**Passage given**:
I'm someone who needs a lot of personal interaction in order to think, and that's really a big part of why I left classics—I was a grad student in classics, I got an MA, I took all these exams—but in classics, you're sort of expected to develop your ideas on your own, and I would develop pretty crazy ideas.
Like, I once handed in a paper on the Aeneid that was about how the entire Aeneid was a dream, and the paper had a soundtrack you were supposed to listen to. It was just crazy.
So suppose you're a little bit crazy. You need people to rein you in. And philosophy gives me that.
So it's like a good intellectual prison or safe house or something for you. No, that's a bad metaphor.
Intellectual workout.
It's a good gym. It's a good safe gym for you. Okay.
Akrasia, or a weakness of will?
Now, let's back into akrasia. That's a word that I could not have defined until I saw it in your work. You don't hear it much. It means acting against your better judgment while you're thinking this is wrong or unwise.
I had two thoughts. One, it kind of is something I do.
On the other hand, when people are doing something that they know is wrong—at that moment—aren’t they managing to come up with a justification for it, so they don't think it's wrong?
An example for me is watching sports when I should be working. It seems to me like a pure waste of time. Sometimes, I'll even wake up at night and I'll have spent an hour watching the U.S. Open, and I'll think “I'm not going to watch it at all today, I'm not going to watch it all today”—I’ll vow to do that, and that vow will let me get back to sleep because I'll be at peace with myself.
And then about 50% of the time, I will violate the vow the next day, but often it is with a justification floating around in my mind: like, okay, you put in a lot of work, you deserve to do this and so on.

[Element region listings]

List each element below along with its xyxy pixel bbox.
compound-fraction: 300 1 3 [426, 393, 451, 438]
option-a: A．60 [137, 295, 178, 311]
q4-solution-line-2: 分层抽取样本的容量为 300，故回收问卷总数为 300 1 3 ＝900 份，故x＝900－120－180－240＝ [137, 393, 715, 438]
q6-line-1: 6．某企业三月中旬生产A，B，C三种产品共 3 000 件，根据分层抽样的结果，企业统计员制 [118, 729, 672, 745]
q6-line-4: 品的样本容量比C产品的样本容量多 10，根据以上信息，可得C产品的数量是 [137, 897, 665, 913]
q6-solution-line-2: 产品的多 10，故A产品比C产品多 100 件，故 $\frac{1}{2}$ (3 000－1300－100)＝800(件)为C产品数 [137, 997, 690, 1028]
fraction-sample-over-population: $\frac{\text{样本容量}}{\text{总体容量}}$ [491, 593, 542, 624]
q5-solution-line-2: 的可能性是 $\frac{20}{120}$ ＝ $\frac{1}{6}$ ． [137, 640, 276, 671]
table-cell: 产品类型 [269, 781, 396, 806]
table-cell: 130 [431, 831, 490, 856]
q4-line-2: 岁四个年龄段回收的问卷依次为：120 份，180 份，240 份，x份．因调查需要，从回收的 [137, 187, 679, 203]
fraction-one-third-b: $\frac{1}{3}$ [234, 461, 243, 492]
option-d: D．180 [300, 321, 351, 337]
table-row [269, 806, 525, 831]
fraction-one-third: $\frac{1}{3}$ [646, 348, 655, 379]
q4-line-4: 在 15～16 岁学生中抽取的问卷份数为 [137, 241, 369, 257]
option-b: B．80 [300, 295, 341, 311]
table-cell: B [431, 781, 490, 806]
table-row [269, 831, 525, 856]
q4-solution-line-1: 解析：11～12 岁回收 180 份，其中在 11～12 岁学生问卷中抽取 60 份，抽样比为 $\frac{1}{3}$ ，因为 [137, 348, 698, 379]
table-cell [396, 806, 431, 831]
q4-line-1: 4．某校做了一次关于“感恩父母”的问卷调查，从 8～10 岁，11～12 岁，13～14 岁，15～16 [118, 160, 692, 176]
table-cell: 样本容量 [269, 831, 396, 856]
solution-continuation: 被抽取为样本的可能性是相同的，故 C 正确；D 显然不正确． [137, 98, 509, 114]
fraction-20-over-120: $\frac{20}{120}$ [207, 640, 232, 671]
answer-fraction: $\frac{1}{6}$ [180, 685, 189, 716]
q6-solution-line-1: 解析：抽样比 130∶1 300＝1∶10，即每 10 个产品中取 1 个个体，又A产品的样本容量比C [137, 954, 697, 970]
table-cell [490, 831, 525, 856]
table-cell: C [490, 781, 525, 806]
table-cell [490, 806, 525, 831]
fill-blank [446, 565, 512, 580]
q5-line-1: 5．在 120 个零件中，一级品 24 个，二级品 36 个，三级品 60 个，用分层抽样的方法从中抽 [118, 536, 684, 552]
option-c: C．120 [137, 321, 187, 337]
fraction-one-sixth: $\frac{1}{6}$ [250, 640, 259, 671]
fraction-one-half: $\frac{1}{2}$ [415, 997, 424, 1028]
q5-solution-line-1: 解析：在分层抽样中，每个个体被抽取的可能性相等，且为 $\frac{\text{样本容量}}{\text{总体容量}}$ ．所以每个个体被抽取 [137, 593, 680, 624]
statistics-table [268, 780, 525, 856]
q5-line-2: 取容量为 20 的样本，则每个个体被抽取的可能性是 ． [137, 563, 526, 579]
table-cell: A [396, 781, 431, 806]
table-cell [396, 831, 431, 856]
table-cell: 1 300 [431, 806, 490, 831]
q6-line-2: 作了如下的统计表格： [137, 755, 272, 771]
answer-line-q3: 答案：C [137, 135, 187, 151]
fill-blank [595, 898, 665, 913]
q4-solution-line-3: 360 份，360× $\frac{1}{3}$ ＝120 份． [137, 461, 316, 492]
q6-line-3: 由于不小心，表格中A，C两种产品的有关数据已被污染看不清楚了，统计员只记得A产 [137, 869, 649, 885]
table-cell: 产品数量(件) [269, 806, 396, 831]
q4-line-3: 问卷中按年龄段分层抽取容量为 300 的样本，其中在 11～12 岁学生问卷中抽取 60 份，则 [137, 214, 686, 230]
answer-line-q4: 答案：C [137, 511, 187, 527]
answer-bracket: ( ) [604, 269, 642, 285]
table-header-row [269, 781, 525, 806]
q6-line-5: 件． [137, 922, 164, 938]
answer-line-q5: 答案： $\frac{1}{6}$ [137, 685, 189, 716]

**Your objective**: Could you return, verbatim, the stretch of the interview passage that begins at the words "So suppose you're" and stops after "think it's wrong?"?

**Output below**:
So suppose you're a little bit crazy. You need people to rein you in. And philosophy gives me that.
So it's like a good intellectual prison or safe house or something for you. No, that's a bad metaphor.
Intellectual workout.
It's a good gym. It's a good safe gym for you. Okay.
Akrasia, or a weakness of will?
Now, let's back into akrasia. That's a word that I could not have defined until I saw it in your work. You don't hear it much. It means acting against your better judgment while you're thinking this is wrong or unwise.
I had two thoughts. One, it kind of is something I do.
On the other hand, when people are doing something that they know is wrong—at that moment—aren’t they managing to come up with a justification for it, so they don't think it's wrong?